**Aim**
Find each line containing the string "Board" and return it.

**Task data**
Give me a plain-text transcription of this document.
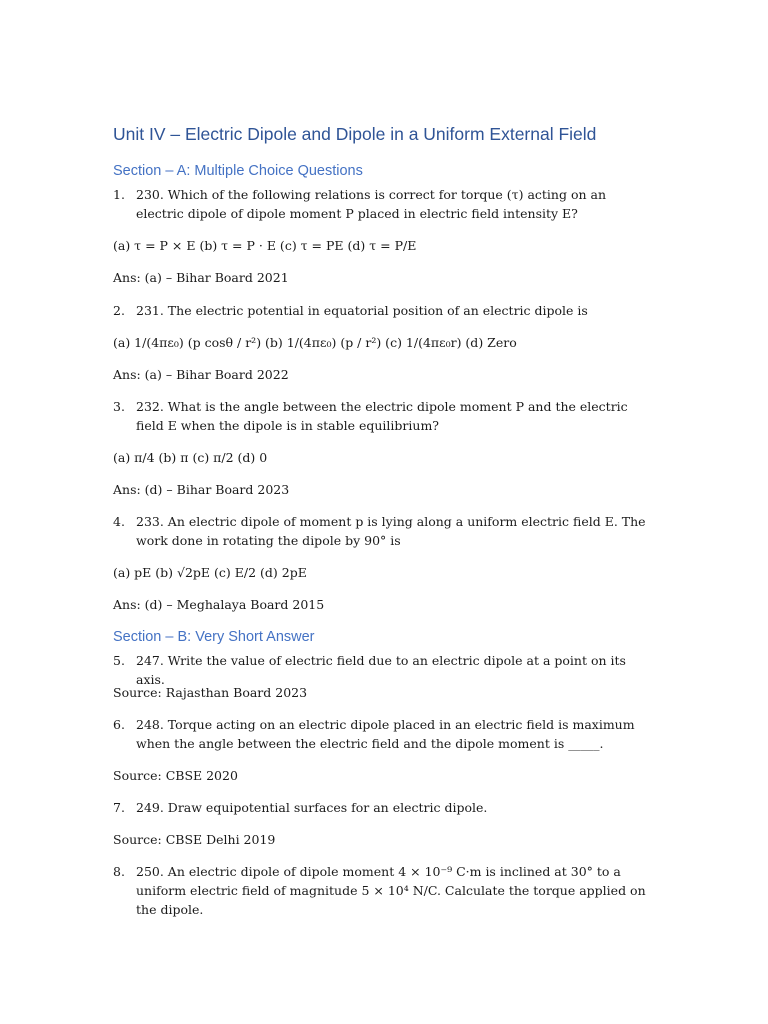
Unit IV – Electric Dipole and Dipole in a Uniform External Field
Section – A: Multiple Choice Questions
1. 230. Which of the following relations is correct for torque (τ) acting on an electric dipole of dipole moment P placed in electric field intensity E?
(a) τ = P × E (b) τ = P · E (c) τ = PE (d) τ = P/E
Ans: (a) – Bihar Board 2021
2. 231. The electric potential in equatorial position of an electric dipole is
(a) 1/(4πε₀) (p cosθ / r²) (b) 1/(4πε₀) (p / r²) (c) 1/(4πε₀r) (d) Zero
Ans: (a) – Bihar Board 2022
3. 232. What is the angle between the electric dipole moment P and the electric field E when the dipole is in stable equilibrium?
(a) π/4 (b) π (c) π/2 (d) 0
Ans: (d) – Bihar Board 2023
4. 233. An electric dipole of moment p is lying along a uniform electric field E. The work done in rotating the dipole by 90° is
(a) pE (b) √2pE (c) E/2 (d) 2pE
Ans: (d) – Meghalaya Board 2015
Section – B: Very Short Answer
5. 247. Write the value of electric field due to an electric dipole at a point on its axis.
Source: Rajasthan Board 2023
6. 248. Torque acting on an electric dipole placed in an electric field is maximum when the angle between the electric field and the dipole moment is _____.
Source: CBSE 2020
7. 249. Draw equipotential surfaces for an electric dipole.
Source: CBSE Delhi 2019
8. 250. An electric dipole of dipole moment 4 × 10⁻⁹ C·m is inclined at 30° to a uniform electric field of magnitude 5 × 10⁴ N/C. Calculate the torque applied on the dipole.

**Problem solution**
Ans: (a) – Bihar Board 2021
Ans: (a) – Bihar Board 2022
Ans: (d) – Bihar Board 2023
Ans: (d) – Meghalaya Board 2015
Source: Rajasthan Board 2023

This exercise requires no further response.